The request: Reproduce all of the listing below without alteration.

[Records from a data collection]
-- BEGIN --

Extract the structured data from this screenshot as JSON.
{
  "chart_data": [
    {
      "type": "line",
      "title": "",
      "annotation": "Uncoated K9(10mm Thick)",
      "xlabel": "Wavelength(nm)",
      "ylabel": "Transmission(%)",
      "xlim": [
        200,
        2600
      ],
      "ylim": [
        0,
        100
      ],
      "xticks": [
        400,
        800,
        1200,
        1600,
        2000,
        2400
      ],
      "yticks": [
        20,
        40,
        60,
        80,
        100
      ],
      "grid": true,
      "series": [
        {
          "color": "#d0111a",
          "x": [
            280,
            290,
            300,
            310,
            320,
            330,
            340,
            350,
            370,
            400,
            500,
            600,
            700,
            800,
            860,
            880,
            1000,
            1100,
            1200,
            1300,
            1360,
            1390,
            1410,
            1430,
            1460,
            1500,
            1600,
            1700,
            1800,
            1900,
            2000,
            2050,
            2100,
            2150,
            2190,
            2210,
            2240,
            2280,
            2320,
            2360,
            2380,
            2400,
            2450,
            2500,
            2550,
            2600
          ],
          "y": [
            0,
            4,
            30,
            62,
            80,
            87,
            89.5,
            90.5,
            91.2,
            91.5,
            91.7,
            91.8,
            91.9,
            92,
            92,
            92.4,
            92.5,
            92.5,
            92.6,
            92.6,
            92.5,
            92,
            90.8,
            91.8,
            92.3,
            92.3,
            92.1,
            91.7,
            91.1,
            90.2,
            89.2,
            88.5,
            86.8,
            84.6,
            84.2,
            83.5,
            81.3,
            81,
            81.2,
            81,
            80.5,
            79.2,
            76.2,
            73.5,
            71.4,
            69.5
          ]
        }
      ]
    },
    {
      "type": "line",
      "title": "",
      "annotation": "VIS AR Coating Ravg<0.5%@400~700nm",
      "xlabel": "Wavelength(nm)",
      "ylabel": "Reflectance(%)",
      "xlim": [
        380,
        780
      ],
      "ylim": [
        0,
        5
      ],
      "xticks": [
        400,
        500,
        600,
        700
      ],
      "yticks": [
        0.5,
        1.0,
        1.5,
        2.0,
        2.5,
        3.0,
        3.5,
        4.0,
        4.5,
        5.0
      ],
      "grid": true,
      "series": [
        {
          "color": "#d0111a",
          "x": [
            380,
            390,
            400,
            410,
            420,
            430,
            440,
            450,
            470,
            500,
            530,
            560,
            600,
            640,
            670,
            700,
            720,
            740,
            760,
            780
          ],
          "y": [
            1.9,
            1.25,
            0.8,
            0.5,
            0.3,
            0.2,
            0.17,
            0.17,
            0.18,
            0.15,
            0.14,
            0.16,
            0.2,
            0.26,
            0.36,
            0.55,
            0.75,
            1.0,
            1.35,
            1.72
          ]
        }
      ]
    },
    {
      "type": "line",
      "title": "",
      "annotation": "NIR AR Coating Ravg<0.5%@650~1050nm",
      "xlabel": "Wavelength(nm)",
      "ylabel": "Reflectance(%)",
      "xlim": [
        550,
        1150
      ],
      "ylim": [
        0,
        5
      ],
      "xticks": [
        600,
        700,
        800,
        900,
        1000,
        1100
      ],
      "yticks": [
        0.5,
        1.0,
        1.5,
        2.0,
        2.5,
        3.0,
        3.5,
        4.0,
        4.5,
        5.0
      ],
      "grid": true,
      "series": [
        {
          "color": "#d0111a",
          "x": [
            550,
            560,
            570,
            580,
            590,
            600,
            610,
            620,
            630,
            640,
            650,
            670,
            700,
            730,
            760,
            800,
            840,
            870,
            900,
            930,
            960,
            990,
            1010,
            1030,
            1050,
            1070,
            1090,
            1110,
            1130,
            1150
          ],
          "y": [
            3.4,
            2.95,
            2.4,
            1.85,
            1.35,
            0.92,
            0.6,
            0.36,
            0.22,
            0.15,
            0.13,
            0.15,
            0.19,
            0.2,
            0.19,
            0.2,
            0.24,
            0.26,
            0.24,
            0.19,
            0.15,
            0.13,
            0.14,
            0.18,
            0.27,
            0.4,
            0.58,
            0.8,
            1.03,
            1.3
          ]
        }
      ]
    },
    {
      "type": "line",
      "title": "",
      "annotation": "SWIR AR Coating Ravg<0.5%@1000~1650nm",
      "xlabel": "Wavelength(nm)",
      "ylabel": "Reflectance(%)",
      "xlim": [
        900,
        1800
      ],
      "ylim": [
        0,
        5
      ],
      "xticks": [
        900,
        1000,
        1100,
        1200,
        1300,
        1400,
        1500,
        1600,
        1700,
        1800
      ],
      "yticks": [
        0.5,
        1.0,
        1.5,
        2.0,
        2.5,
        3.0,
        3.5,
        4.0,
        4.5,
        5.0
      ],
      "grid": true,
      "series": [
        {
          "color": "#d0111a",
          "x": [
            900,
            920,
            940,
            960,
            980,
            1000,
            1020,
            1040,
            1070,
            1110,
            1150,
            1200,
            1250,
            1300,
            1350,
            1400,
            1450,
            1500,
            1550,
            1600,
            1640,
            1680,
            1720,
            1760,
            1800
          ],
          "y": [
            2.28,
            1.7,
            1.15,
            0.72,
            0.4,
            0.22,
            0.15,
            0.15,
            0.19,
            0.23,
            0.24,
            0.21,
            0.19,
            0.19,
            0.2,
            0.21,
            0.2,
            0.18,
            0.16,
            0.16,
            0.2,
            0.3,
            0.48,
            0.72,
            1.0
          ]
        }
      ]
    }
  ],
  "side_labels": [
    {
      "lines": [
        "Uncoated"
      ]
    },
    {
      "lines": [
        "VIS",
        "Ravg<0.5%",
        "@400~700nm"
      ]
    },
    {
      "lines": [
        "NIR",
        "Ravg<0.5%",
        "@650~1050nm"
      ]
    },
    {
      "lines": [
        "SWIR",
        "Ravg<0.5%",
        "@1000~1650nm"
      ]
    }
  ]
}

-- END --

Answer to this exercise:
Extract the structured data from this screenshot as JSON.
{
  "chart_data": [
    {
      "type": "line",
      "title": "",
      "annotation": "Uncoated K9(10mm Thick)",
      "xlabel": "Wavelength(nm)",
      "ylabel": "Transmission(%)",
      "xlim": [
        200,
        2600
      ],
      "ylim": [
        0,
        100
      ],
      "xticks": [
        400,
        800,
        1200,
        1600,
        2000,
        2400
      ],
      "yticks": [
        20,
        40,
        60,
        80,
        100
      ],
      "grid": true,
      "series": [
        {
          "color": "#d0111a",
          "x": [
            280,
            290,
            300,
            310,
            320,
            330,
            340,
            350,
            370,
            400,
            500,
            600,
            700,
            800,
            860,
            880,
            1000,
            1100,
            1200,
            1300,
            1360,
            1390,
            1410,
            1430,
            1460,
            1500,
            1600,
            1700,
            1800,
            1900,
            2000,
            2050,
            2100,
            2150,
            2190,
            2210,
            2240,
            2280,
            2320,
            2360,
            2380,
            2400,
            2450,
            2500,
            2550,
            2600
          ],
          "y": [
            0,
            4,
            30,
            62,
            80,
            87,
            89.5,
            90.5,
            91.2,
            91.5,
            91.7,
            91.8,
            91.9,
            92,
            92,
            92.4,
            92.5,
            92.5,
            92.6,
            92.6,
            92.5,
            92,
            90.8,
            91.8,
            92.3,
            92.3,
            92.1,
            91.7,
            91.1,
            90.2,
            89.2,
            88.5,
            86.8,
            84.6,
            84.2,
            83.5,
            81.3,
            81,
            81.2,
            81,
            80.5,
            79.2,
            76.2,
            73.5,
            71.4,
            69.5
          ]
        }
      ]
    },
    {
      "type": "line",
      "title": "",
      "annotation": "VIS AR Coating Ravg<0.5%@400~700nm",
      "xlabel": "Wavelength(nm)",
      "ylabel": "Reflectance(%)",
      "xlim": [
        380,
        780
      ],
      "ylim": [
        0,
        5
      ],
      "xticks": [
        400,
        500,
        600,
        700
      ],
      "yticks": [
        0.5,
        1.0,
        1.5,
        2.0,
        2.5,
        3.0,
        3.5,
        4.0,
        4.5,
        5.0
      ],
      "grid": true,
      "series": [
        {
          "color": "#d0111a",
          "x": [
            380,
            390,
            400,
            410,
            420,
            430,
            440,
            450,
            470,
            500,
            530,
            560,
            600,
            640,
            670,
            700,
            720,
            740,
            760,
            780
          ],
          "y": [
            1.9,
            1.25,
            0.8,
            0.5,
            0.3,
            0.2,
            0.17,
            0.17,
            0.18,
            0.15,
            0.14,
            0.16,
            0.2,
            0.26,
            0.36,
            0.55,
            0.75,
            1.0,
            1.35,
            1.72
          ]
        }
      ]
    },
    {
      "type": "line",
      "title": "",
      "annotation": "NIR AR Coating Ravg<0.5%@650~1050nm",
      "xlabel": "Wavelength(nm)",
      "ylabel": "Reflectance(%)",
      "xlim": [
        550,
        1150
      ],
      "ylim": [
        0,
        5
      ],
      "xticks": [
        600,
        700,
        800,
        900,
        1000,
        1100
      ],
      "yticks": [
        0.5,
        1.0,
        1.5,
        2.0,
        2.5,
        3.0,
        3.5,
        4.0,
        4.5,
        5.0
      ],
      "grid": true,
      "series": [
        {
          "color": "#d0111a",
          "x": [
            550,
            560,
            570,
            580,
            590,
            600,
            610,
            620,
            630,
            640,
            650,
            670,
            700,
            730,
            760,
            800,
            840,
            870,
            900,
            930,
            960,
            990,
            1010,
            1030,
            1050,
            1070,
            1090,
            1110,
            1130,
            1150
          ],
          "y": [
            3.4,
            2.95,
            2.4,
            1.85,
            1.35,
            0.92,
            0.6,
            0.36,
            0.22,
            0.15,
            0.13,
            0.15,
            0.19,
            0.2,
            0.19,
            0.2,
            0.24,
            0.26,
            0.24,
            0.19,
            0.15,
            0.13,
            0.14,
            0.18,
            0.27,
            0.4,
            0.58,
            0.8,
            1.03,
            1.3
          ]
        }
      ]
    },
    {
      "type": "line",
      "title": "",
      "annotation": "SWIR AR Coating Ravg<0.5%@1000~1650nm",
      "xlabel": "Wavelength(nm)",
      "ylabel": "Reflectance(%)",
      "xlim": [
        900,
        1800
      ],
      "ylim": [
        0,
        5
      ],
      "xticks": [
        900,
        1000,
        1100,
        1200,
        1300,
        1400,
        1500,
        1600,
        1700,
        1800
      ],
      "yticks": [
        0.5,
        1.0,
        1.5,
        2.0,
        2.5,
        3.0,
        3.5,
        4.0,
        4.5,
        5.0
      ],
      "grid": true,
      "series": [
        {
          "color": "#d0111a",
          "x": [
            900,
            920,
            940,
            960,
            980,
            1000,
            1020,
            1040,
            1070,
            1110,
            1150,
            1200,
            1250,
            1300,
            1350,
            1400,
            1450,
            1500,
            1550,
            1600,
            1640,
            1680,
            1720,
            1760,
            1800
          ],
          "y": [
            2.28,
            1.7,
            1.15,
            0.72,
            0.4,
            0.22,
            0.15,
            0.15,
            0.19,
            0.23,
            0.24,
            0.21,
            0.19,
            0.19,
            0.2,
            0.21,
            0.2,
            0.18,
            0.16,
            0.16,
            0.2,
            0.3,
            0.48,
            0.72,
            1.0
          ]
        }
      ]
    }
  ],
  "side_labels": [
    {
      "lines": [
        "Uncoated"
      ]
    },
    {
      "lines": [
        "VIS",
        "Ravg<0.5%",
        "@400~700nm"
      ]
    },
    {
      "lines": [
        "NIR",
        "Ravg<0.5%",
        "@650~1050nm"
      ]
    },
    {
      "lines": [
        "SWIR",
        "Ravg<0.5%",
        "@1000~1650nm"
      ]
    }
  ]
}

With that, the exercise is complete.